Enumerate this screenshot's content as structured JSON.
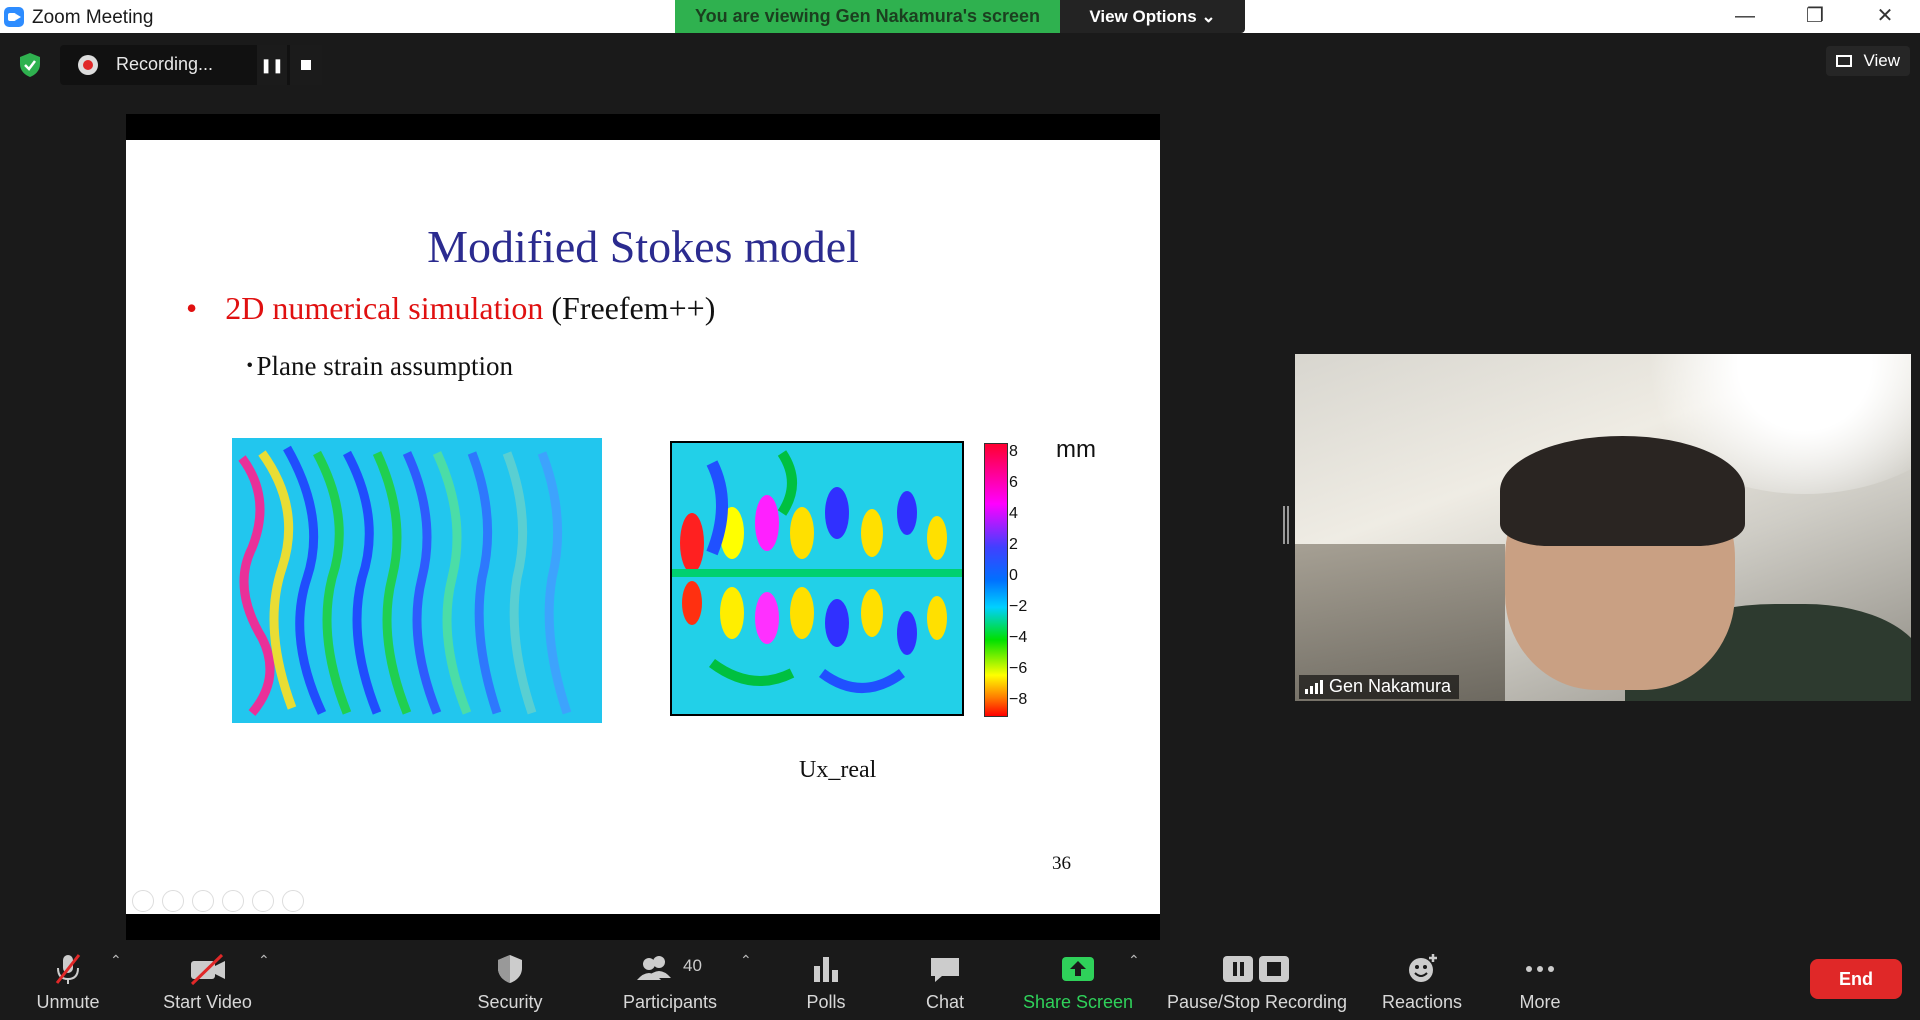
{
  "window": {
    "title": "Zoom Meeting",
    "minimize": "—",
    "restore": "❐",
    "close": "✕"
  },
  "banner": {
    "viewing": "You are viewing Gen Nakamura's screen",
    "view_options": "View Options ⌄"
  },
  "recording": {
    "status": "Recording...",
    "pause": "❚❚"
  },
  "view_button": "View",
  "slide": {
    "title": "Modified Stokes model",
    "bullet_red": "2D numerical simulation",
    "bullet_rest": " (Freefem++)",
    "sub_bullet": "･Plane strain assumption",
    "colorbar_ticks": [
      "8",
      "6",
      "4",
      "2",
      "0",
      "−2",
      "−4",
      "−6",
      "−8"
    ],
    "unit": "mm",
    "caption": "Ux_real",
    "page_number": "36"
  },
  "participant": {
    "name": "Gen Nakamura"
  },
  "toolbar": {
    "unmute": "Unmute",
    "start_video": "Start Video",
    "security": "Security",
    "participants": "Participants",
    "participants_count": "40",
    "polls": "Polls",
    "chat": "Chat",
    "share_screen": "Share Screen",
    "pause_stop_recording": "Pause/Stop Recording",
    "reactions": "Reactions",
    "more": "More",
    "end": "End"
  },
  "colors": {
    "banner_green": "#2fb14f",
    "end_red": "#e02828",
    "title_blue": "#2b2b8f",
    "bullet_red": "#e01010"
  }
}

--- --- ---

Work to do → An exact transcription of all the entries is required, without the pictures.

Correct result →
Enumerate this screenshot's content as structured JSON.
{
  "window": {
    "title": "Zoom Meeting",
    "minimize": "—",
    "restore": "❐",
    "close": "✕"
  },
  "banner": {
    "viewing": "You are viewing Gen Nakamura's screen",
    "view_options": "View Options ⌄"
  },
  "recording": {
    "status": "Recording...",
    "pause": "❚❚"
  },
  "view_button": "View",
  "slide": {
    "title": "Modified Stokes model",
    "bullet_red": "2D numerical simulation",
    "bullet_rest": " (Freefem++)",
    "sub_bullet": "･Plane strain assumption",
    "colorbar_ticks": [
      "8",
      "6",
      "4",
      "2",
      "0",
      "−2",
      "−4",
      "−6",
      "−8"
    ],
    "unit": "mm",
    "caption": "Ux_real",
    "page_number": "36"
  },
  "participant": {
    "name": "Gen Nakamura"
  },
  "toolbar": {
    "unmute": "Unmute",
    "start_video": "Start Video",
    "security": "Security",
    "participants": "Participants",
    "participants_count": "40",
    "polls": "Polls",
    "chat": "Chat",
    "share_screen": "Share Screen",
    "pause_stop_recording": "Pause/Stop Recording",
    "reactions": "Reactions",
    "more": "More",
    "end": "End"
  },
  "colors": {
    "banner_green": "#2fb14f",
    "end_red": "#e02828",
    "title_blue": "#2b2b8f",
    "bullet_red": "#e01010"
  }
}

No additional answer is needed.